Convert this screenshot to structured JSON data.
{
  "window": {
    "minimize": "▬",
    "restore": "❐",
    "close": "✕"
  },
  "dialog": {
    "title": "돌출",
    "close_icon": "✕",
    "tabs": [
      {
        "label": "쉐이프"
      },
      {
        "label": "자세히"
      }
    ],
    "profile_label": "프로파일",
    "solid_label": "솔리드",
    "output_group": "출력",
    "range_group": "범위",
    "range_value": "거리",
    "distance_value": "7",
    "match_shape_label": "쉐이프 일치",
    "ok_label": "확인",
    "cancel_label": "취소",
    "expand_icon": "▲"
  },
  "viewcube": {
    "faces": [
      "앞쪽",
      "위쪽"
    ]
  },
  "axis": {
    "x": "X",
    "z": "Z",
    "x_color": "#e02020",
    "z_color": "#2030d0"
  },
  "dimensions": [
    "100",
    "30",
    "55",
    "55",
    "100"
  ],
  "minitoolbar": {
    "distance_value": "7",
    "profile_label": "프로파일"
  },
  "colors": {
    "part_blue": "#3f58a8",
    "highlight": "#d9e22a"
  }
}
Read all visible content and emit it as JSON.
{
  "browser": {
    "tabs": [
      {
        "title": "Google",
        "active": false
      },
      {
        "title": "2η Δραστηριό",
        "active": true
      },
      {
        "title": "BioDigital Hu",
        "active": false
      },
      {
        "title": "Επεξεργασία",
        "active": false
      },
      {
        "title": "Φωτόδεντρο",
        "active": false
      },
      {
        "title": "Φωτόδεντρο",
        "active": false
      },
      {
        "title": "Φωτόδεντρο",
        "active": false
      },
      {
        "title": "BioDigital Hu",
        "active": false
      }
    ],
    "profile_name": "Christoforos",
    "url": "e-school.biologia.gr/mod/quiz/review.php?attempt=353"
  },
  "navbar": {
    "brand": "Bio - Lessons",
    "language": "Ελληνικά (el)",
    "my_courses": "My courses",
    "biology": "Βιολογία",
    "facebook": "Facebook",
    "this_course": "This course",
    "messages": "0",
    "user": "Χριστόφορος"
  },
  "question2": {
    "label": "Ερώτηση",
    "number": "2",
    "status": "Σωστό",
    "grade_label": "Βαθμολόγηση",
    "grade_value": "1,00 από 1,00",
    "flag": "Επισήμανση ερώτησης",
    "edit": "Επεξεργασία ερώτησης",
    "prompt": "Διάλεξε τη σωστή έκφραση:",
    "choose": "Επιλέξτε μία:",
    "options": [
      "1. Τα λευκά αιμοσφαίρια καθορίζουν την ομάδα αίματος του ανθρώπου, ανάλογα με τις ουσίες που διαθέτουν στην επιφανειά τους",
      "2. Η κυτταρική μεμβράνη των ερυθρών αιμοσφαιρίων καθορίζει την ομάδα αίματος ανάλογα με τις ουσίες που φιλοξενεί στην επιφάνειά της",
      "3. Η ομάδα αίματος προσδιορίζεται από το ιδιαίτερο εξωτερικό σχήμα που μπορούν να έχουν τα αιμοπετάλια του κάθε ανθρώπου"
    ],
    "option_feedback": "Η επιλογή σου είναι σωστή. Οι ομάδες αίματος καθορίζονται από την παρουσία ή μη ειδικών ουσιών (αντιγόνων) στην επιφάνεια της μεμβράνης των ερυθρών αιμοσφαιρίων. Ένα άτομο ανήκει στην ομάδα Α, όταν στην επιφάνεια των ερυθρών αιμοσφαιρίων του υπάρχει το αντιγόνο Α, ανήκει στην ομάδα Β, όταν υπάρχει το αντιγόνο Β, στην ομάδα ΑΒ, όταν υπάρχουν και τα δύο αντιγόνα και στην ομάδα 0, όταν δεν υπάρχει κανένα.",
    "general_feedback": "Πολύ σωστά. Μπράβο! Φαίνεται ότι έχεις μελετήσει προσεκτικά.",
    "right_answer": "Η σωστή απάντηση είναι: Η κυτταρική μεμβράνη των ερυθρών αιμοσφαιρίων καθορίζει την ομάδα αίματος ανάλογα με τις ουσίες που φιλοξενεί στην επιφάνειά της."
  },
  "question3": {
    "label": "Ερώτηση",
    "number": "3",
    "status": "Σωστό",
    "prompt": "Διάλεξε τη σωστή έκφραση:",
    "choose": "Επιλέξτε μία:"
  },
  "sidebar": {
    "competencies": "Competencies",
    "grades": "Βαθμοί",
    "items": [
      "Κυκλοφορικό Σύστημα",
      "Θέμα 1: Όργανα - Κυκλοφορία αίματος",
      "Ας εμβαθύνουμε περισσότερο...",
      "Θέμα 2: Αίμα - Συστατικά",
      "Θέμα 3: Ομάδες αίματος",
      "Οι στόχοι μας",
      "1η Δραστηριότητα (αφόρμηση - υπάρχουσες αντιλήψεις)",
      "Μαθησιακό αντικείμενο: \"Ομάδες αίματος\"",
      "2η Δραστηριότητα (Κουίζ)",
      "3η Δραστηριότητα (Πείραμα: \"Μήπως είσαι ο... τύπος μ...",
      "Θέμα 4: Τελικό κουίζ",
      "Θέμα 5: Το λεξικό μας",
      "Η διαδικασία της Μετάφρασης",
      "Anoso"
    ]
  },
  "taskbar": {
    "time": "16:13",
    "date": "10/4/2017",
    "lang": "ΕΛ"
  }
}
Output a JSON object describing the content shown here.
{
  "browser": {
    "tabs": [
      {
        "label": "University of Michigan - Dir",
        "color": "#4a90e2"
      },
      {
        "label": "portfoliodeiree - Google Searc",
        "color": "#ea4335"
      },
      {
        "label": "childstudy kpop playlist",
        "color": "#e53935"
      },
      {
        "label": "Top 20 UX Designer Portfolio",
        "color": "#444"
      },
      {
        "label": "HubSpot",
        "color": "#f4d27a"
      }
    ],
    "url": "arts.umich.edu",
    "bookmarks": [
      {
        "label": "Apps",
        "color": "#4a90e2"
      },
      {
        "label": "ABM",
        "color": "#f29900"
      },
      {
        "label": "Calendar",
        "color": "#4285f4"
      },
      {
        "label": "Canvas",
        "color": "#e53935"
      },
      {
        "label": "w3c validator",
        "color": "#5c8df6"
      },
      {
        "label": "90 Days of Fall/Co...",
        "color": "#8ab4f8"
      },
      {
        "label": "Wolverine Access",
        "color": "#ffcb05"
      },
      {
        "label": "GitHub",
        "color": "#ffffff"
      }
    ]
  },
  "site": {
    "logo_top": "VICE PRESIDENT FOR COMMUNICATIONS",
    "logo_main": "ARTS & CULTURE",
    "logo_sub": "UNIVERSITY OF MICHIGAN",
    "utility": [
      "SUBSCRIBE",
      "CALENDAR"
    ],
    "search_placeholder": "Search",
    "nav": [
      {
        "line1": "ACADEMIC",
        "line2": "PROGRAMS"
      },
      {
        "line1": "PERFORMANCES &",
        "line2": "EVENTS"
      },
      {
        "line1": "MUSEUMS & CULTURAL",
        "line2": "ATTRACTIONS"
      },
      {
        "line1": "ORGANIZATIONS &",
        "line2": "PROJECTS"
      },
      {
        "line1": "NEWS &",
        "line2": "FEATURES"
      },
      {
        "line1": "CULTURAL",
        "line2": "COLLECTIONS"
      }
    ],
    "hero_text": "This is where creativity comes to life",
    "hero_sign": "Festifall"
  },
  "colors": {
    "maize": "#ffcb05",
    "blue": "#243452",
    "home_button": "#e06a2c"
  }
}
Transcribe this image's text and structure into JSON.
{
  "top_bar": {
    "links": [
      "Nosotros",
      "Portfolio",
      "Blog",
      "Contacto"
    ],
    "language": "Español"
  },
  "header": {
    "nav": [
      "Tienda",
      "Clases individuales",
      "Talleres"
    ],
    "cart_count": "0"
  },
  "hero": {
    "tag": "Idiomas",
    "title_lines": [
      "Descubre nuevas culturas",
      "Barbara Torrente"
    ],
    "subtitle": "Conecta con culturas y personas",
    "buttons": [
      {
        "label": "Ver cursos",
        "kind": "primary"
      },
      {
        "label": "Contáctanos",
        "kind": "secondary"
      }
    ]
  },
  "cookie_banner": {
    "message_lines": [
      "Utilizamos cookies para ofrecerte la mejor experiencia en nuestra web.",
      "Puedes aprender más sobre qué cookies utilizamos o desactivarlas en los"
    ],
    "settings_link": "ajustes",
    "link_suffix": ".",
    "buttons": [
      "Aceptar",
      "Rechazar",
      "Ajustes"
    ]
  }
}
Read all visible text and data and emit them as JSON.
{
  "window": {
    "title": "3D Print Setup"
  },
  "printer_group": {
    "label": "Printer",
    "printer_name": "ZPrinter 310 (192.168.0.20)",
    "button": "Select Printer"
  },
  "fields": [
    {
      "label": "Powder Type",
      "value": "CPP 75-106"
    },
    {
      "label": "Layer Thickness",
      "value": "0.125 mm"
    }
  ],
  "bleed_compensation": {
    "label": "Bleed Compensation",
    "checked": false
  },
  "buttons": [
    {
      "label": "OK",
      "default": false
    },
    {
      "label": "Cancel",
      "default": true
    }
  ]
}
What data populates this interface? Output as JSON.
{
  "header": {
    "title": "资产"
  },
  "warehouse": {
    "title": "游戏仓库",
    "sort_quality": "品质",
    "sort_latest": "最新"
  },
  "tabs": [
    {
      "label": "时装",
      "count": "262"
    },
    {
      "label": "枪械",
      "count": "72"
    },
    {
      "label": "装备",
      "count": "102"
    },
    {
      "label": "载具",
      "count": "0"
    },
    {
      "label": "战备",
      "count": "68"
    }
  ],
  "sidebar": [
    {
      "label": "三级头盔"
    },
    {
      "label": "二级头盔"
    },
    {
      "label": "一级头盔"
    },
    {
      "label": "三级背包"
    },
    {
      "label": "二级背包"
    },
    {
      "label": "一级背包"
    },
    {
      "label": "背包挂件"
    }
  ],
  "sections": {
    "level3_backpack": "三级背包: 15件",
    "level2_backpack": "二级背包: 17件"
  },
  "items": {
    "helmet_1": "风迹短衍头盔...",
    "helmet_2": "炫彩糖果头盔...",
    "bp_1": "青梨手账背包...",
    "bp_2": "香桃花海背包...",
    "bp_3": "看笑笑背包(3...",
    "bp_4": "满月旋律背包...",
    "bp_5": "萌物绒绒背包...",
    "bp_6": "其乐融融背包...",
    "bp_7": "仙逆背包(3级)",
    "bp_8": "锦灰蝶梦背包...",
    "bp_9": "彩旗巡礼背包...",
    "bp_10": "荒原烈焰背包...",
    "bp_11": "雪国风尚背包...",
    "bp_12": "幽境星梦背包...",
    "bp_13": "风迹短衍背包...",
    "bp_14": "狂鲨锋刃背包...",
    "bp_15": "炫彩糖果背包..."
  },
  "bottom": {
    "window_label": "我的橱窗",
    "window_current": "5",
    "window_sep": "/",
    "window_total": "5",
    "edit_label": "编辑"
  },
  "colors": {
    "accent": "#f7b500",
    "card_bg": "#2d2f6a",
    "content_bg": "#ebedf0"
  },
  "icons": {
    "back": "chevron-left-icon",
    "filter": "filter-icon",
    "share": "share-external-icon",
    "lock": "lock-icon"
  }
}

## [Work instructions]
Every line that holds the string "choose" should be returned.

## [Task output]
    "choose": "Επιλέξτε μία:",
    "choose": "Επιλέξτε μία:"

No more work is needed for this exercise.